#### Task details
Copy each line of the data below with the word "Depiction".

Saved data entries
⁂

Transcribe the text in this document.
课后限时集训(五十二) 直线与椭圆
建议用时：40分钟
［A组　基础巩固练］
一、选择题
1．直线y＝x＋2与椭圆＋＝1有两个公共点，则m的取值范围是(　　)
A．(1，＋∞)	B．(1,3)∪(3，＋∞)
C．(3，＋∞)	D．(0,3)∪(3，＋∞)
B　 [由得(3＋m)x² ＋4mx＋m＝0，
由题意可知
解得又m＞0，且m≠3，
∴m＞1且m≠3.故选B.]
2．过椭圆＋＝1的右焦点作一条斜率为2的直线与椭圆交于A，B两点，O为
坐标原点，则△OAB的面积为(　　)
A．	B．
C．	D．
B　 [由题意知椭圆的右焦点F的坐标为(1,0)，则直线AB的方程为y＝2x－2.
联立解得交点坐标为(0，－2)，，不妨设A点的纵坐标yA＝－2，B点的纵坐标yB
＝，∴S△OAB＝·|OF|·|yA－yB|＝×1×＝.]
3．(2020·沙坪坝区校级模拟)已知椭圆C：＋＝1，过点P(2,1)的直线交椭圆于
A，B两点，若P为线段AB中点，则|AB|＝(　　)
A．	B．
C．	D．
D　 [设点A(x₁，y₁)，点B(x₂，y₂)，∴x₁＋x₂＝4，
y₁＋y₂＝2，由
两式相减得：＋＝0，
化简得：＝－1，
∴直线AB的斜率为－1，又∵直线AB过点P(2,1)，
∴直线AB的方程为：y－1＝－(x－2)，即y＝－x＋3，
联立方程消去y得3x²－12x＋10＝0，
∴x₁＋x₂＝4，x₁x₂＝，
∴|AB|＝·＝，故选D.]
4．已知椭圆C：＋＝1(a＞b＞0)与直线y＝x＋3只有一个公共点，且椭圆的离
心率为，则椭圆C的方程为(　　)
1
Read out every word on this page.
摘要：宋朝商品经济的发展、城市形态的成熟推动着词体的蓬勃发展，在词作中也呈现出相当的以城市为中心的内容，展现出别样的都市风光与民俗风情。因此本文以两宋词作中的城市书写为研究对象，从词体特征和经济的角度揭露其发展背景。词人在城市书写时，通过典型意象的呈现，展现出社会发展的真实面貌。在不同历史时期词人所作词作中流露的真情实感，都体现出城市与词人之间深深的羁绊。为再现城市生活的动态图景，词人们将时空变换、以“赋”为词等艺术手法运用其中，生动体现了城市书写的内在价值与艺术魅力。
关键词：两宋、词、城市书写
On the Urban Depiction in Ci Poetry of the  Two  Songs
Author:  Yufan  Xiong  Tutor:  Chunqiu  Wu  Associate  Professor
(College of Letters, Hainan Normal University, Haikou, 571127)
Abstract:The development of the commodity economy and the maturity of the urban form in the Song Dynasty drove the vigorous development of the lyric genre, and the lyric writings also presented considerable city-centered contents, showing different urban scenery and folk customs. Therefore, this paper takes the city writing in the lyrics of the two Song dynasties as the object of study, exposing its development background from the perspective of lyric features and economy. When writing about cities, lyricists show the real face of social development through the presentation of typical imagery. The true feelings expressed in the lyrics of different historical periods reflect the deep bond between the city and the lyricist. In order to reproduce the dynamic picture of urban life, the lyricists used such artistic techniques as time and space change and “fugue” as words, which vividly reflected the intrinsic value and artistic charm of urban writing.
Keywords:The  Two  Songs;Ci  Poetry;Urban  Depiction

⁂

#### Completed exercise
On the Urban Depiction in Ci Poetry of the  Two  Songs
Keywords:The  Two  Songs;Ci  Poetry;Urban  Depiction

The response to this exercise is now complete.